◆ Task directions
Make an exact transcription of the material, leaving out all images.

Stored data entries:
<<<<

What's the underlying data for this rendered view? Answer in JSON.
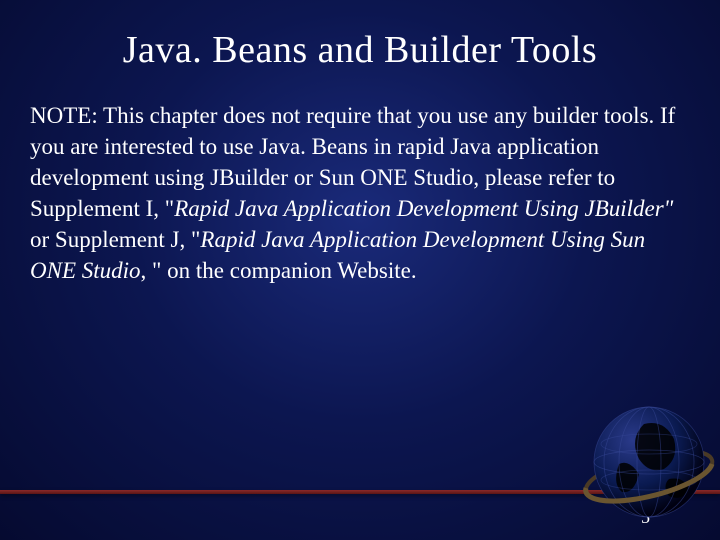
{
  "title": "Java. Beans and Builder Tools",
  "body": {
    "p1": "NOTE: This chapter does not require that you use any builder tools. If you are interested to use Java. Beans in rapid Java application development using JBuilder or Sun ONE Studio, please refer to Supplement I, \"",
    "i1": "Rapid Java Application Development Using JBuilder\"",
    "p2": " or Supplement J, \"",
    "i2": "Rapid Java Application Development Using Sun ONE Studio",
    "p3": ", \" on the companion Website."
  },
  "page_number": "5"
}
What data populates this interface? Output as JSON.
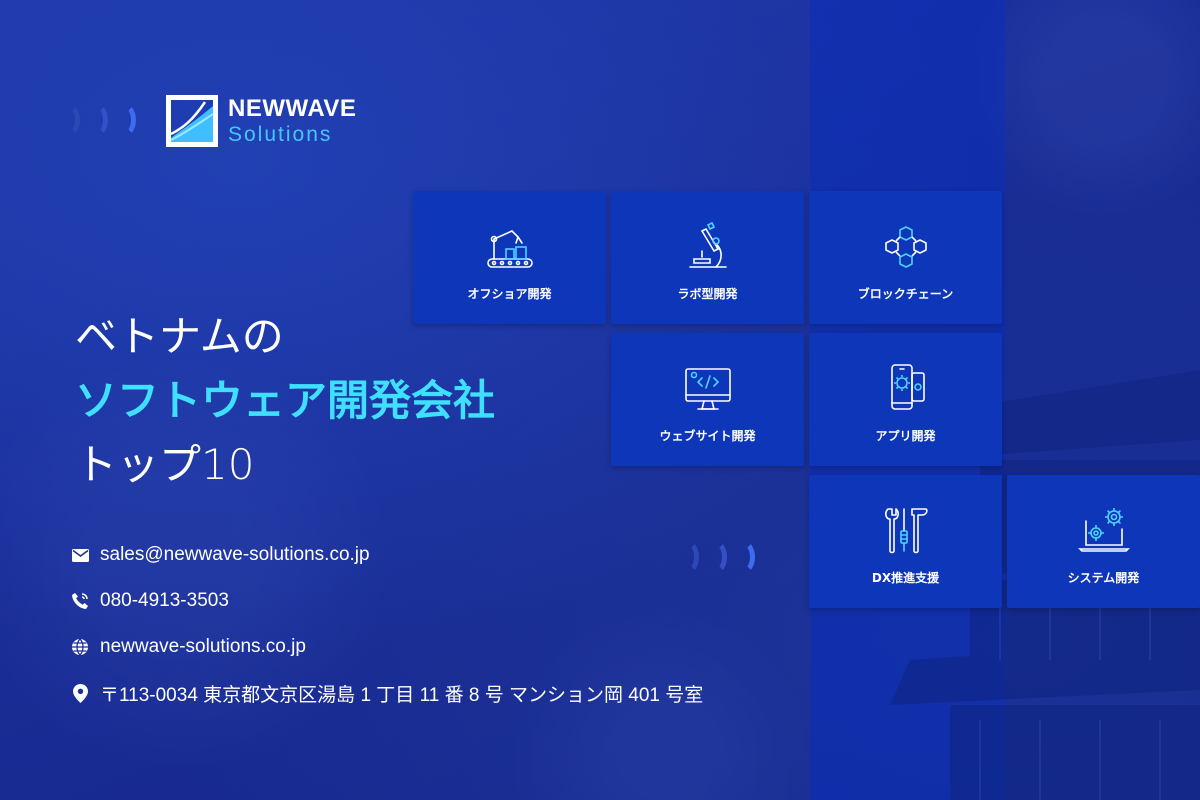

>>>>

◆ Result of this task
What's the underlying data for this rendered view? Answer in JSON.
{
  "title": "Java. Beans and Builder Tools",
  "body": {
    "p1": "NOTE: This chapter does not require that you use any builder tools. If you are interested to use Java. Beans in rapid Java application development using JBuilder or Sun ONE Studio, please refer to Supplement I, \"",
    "i1": "Rapid Java Application Development Using JBuilder\"",
    "p2": " or Supplement J, \"",
    "i2": "Rapid Java Application Development Using Sun ONE Studio",
    "p3": ", \" on the companion Website."
  },
  "page_number": "5"
}
What data populates this interface? Output as JSON.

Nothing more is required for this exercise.